* [GIVEN PROBLEM] Give again only what runs from the line with "What data populates" to the final line of the entries below, exactly as written and without pictures.

#### RECORDS TO USE

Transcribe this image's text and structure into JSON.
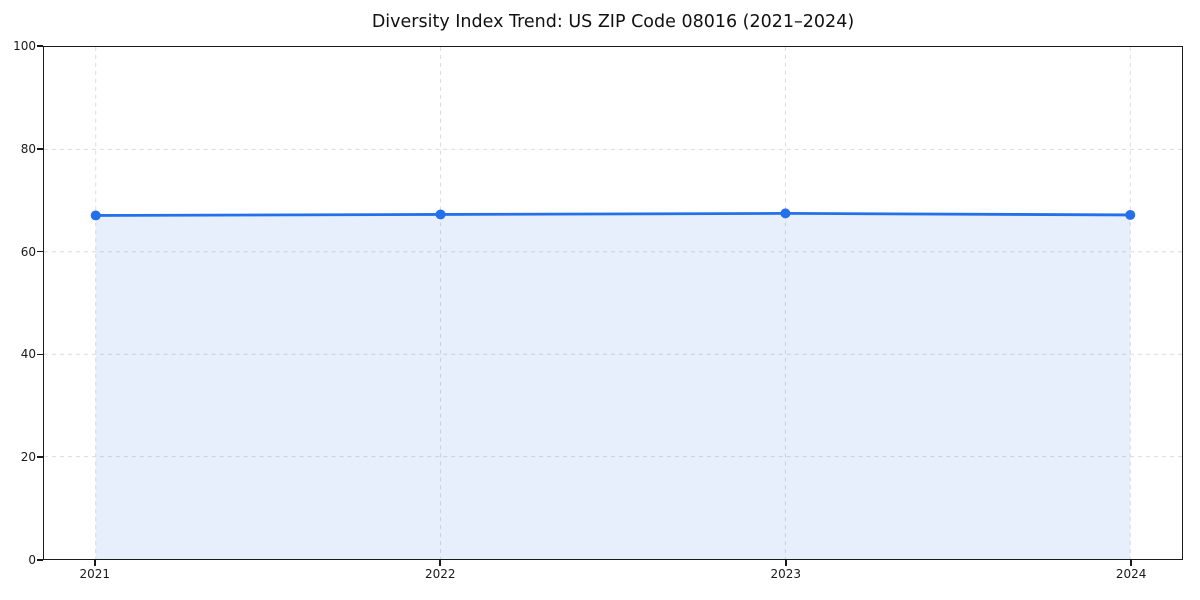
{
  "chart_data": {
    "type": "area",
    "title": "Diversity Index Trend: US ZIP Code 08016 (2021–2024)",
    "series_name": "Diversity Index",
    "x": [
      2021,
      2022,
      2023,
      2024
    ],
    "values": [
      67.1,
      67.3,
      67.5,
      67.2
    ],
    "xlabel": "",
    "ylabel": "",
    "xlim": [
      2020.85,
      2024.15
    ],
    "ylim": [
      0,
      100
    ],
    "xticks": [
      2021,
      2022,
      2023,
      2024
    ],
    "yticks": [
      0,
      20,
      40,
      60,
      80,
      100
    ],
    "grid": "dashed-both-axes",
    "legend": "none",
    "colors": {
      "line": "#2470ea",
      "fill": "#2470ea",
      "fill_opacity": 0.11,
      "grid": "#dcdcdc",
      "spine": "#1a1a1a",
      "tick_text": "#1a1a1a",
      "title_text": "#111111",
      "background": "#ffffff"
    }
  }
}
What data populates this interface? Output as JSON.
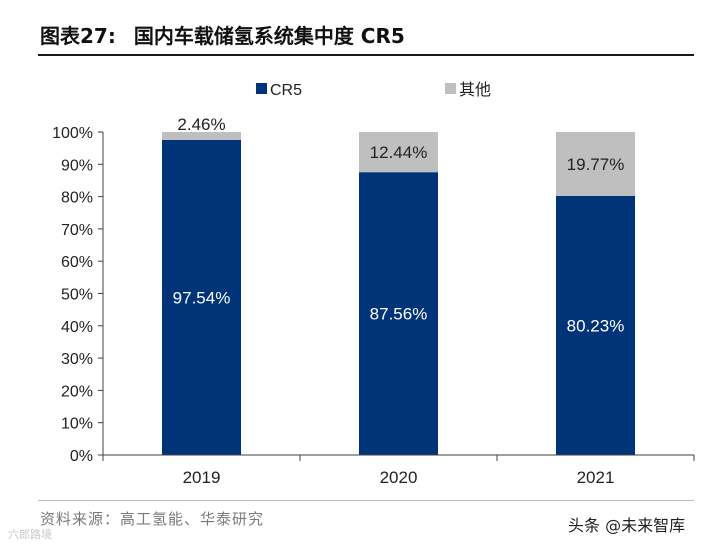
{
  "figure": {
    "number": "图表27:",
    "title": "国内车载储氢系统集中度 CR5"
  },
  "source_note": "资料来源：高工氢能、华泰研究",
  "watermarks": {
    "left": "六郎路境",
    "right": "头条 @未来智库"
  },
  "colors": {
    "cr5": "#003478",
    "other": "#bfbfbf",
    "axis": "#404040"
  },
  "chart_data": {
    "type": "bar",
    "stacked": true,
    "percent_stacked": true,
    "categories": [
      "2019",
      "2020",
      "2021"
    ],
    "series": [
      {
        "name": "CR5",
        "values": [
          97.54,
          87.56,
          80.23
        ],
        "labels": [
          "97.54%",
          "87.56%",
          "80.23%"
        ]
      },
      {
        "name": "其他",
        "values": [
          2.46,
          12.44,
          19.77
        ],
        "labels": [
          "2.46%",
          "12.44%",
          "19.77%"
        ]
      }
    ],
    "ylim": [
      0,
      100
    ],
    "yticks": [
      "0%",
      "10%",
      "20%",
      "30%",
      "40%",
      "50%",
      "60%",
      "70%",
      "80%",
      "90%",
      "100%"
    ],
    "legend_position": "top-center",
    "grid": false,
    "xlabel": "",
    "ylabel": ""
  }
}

########

* [REPLY TO THE EXERCISE]
What data populates this interface? Output as JSON.
{
  "figure": {
    "number": "图表27:",
    "title": "国内车载储氢系统集中度 CR5"
  },
  "source_note": "资料来源：高工氢能、华泰研究",
  "watermarks": {
    "left": "六郎路境",
    "right": "头条 @未来智库"
  },
  "colors": {
    "cr5": "#003478",
    "other": "#bfbfbf",
    "axis": "#404040"
  },
  "chart_data": {
    "type": "bar",
    "stacked": true,
    "percent_stacked": true,
    "categories": [
      "2019",
      "2020",
      "2021"
    ],
    "series": [
      {
        "name": "CR5",
        "values": [
          97.54,
          87.56,
          80.23
        ],
        "labels": [
          "97.54%",
          "87.56%",
          "80.23%"
        ]
      },
      {
        "name": "其他",
        "values": [
          2.46,
          12.44,
          19.77
        ],
        "labels": [
          "2.46%",
          "12.44%",
          "19.77%"
        ]
      }
    ],
    "ylim": [
      0,
      100
    ],
    "yticks": [
      "0%",
      "10%",
      "20%",
      "30%",
      "40%",
      "50%",
      "60%",
      "70%",
      "80%",
      "90%",
      "100%"
    ],
    "legend_position": "top-center",
    "grid": false,
    "xlabel": "",
    "ylabel": ""
  }
}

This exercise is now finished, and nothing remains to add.